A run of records
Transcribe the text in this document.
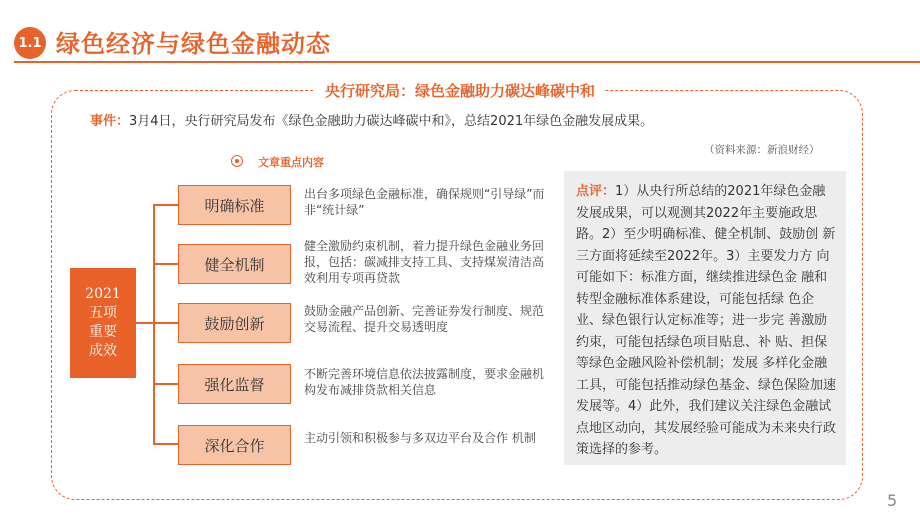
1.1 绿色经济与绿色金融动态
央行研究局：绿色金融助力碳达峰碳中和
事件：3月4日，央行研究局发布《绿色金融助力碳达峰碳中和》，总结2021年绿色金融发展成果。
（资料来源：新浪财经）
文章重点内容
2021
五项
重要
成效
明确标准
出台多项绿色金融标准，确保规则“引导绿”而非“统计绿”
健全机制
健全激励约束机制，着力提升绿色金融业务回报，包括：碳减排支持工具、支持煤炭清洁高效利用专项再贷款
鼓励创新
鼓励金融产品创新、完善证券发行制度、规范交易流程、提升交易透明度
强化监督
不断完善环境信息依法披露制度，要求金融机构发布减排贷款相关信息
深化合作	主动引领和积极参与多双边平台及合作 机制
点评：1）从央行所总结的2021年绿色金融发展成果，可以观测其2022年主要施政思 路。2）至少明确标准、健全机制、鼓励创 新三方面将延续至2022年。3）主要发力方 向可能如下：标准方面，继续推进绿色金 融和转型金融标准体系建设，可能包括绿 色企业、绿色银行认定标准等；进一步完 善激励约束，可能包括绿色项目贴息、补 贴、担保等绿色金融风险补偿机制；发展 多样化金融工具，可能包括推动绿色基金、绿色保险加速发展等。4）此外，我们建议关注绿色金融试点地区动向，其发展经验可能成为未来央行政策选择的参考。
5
...
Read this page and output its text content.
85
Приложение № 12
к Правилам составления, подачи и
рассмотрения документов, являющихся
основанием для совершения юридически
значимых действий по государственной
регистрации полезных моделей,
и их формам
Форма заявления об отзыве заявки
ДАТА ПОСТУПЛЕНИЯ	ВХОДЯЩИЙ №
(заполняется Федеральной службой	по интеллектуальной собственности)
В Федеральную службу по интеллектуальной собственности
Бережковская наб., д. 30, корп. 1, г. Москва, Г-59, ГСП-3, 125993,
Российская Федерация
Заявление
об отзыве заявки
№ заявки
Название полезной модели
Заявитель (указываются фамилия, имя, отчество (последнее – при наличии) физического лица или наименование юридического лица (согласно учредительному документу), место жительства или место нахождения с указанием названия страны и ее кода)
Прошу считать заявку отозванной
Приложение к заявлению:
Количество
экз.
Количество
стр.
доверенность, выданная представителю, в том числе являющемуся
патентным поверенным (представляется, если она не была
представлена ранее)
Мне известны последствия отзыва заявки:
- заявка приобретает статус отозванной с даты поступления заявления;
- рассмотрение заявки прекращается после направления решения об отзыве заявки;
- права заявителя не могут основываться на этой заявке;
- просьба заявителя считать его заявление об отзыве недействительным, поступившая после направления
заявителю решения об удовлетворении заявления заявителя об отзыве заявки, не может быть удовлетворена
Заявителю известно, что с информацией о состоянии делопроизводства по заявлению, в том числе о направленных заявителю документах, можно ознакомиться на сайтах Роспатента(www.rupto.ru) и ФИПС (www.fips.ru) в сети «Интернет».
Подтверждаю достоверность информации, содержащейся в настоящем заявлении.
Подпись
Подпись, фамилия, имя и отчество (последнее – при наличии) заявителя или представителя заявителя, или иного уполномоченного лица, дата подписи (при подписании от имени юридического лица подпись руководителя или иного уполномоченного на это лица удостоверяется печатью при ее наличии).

## Required task
Tally every line of the data that holds the word "заявки" and write the count alone.

## Task answer
6